**Exercise requirements:**
Reproduce the material in full, exactly as written.

**Given records:**
════════════════

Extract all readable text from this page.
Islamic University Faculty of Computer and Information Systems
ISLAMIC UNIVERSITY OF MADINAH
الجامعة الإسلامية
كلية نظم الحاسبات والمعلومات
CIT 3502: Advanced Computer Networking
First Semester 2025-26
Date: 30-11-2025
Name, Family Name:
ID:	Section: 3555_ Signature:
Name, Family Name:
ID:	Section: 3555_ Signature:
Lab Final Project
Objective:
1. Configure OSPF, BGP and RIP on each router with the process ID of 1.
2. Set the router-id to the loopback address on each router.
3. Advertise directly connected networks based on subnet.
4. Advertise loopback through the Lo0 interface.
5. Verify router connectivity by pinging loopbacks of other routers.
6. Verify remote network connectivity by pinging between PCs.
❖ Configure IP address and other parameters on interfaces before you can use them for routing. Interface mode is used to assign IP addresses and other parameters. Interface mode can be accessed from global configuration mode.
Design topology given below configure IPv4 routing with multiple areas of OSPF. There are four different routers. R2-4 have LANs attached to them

════════════════

**Response to this task:**
Extract all readable text from this page.
Islamic University Faculty of Computer and Information Systems
ISLAMIC UNIVERSITY OF MADINAH
الجامعة الإسلامية
كلية نظم الحاسبات والمعلومات
CIT 3502: Advanced Computer Networking
First Semester 2025-26
Date: 30-11-2025
Name, Family Name:
ID:	Section: 3555_ Signature:
Name, Family Name:
ID:	Section: 3555_ Signature:
Lab Final Project
Objective:
1. Configure OSPF, BGP and RIP on each router with the process ID of 1.
2. Set the router-id to the loopback address on each router.
3. Advertise directly connected networks based on subnet.
4. Advertise loopback through the Lo0 interface.
5. Verify router connectivity by pinging loopbacks of other routers.
6. Verify remote network connectivity by pinging between PCs.
❖ Configure IP address and other parameters on interfaces before you can use them for routing. Interface mode is used to assign IP addresses and other parameters. Interface mode can be accessed from global configuration mode.
Design topology given below configure IPv4 routing with multiple areas of OSPF. There are four different routers. R2-4 have LANs attached to them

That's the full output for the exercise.